Record list ::

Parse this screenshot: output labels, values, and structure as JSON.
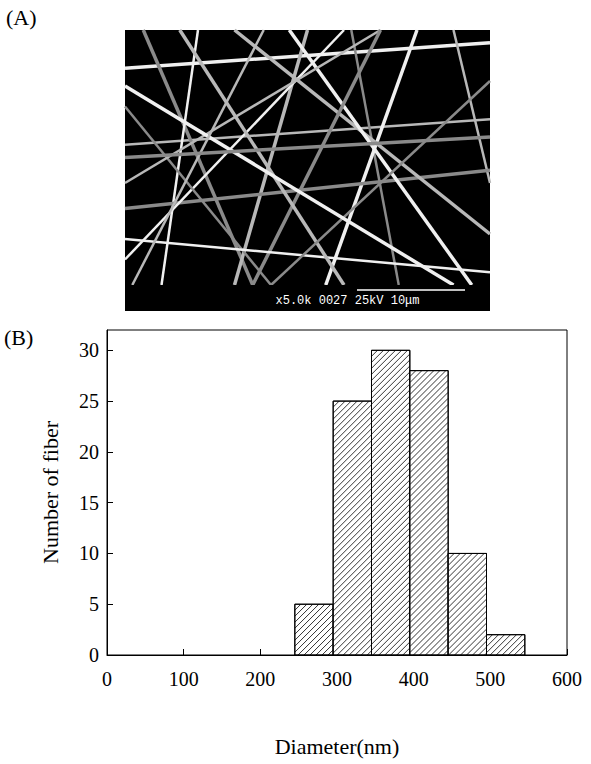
{
  "chart_data": {
    "type": "histogram",
    "title": "(B)",
    "x_label": "Diameter(nm)",
    "y_label": "Number of fiber",
    "bins": [
      245,
      295,
      345,
      395,
      445,
      495,
      545
    ],
    "counts": [
      5,
      25,
      30,
      28,
      10,
      2
    ],
    "color": "#000000",
    "xlim": [
      0,
      600
    ],
    "xticks": [
      0,
      100,
      200,
      300,
      400,
      500,
      600
    ],
    "ylim": [
      0,
      32
    ],
    "yticks": [
      0,
      5,
      10,
      15,
      20,
      25,
      30
    ],
    "grid": false
  },
  "panel_a": {
    "label": "(A)",
    "type": "image",
    "caption": "x5.0k 0027 25kV 10μm"
  }
}
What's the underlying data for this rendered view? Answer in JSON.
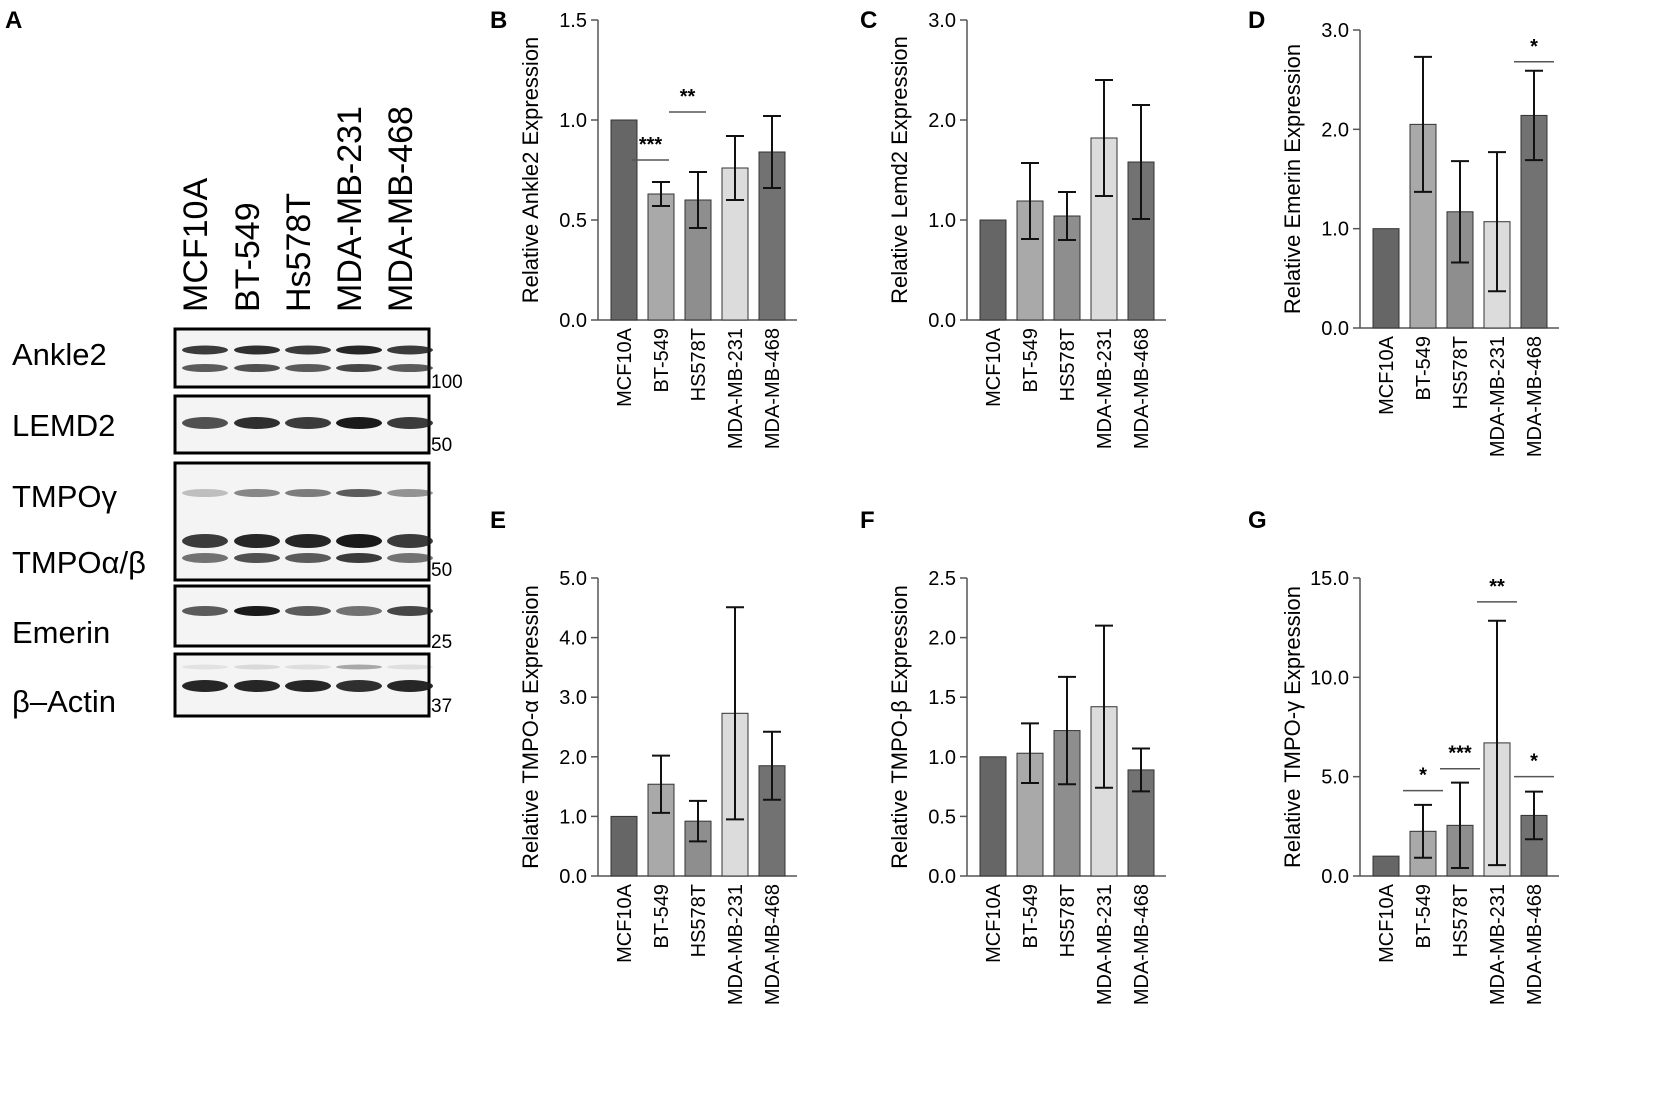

Instruction :: Make an exact copy of the data above, pictures excluded.

Complete response ::
Parse this screenshot: output labels, values, and structure as JSON.
{
  "chart_data": {
    "type": "histogram",
    "title": "(B)",
    "x_label": "Diameter(nm)",
    "y_label": "Number of fiber",
    "bins": [
      245,
      295,
      345,
      395,
      445,
      495,
      545
    ],
    "counts": [
      5,
      25,
      30,
      28,
      10,
      2
    ],
    "color": "#000000",
    "xlim": [
      0,
      600
    ],
    "xticks": [
      0,
      100,
      200,
      300,
      400,
      500,
      600
    ],
    "ylim": [
      0,
      32
    ],
    "yticks": [
      0,
      5,
      10,
      15,
      20,
      25,
      30
    ],
    "grid": false
  },
  "panel_a": {
    "label": "(A)",
    "type": "image",
    "caption": "x5.0k 0027 25kV 10μm"
  }
}
What's the underlying data for this rendered view? Answer in JSON.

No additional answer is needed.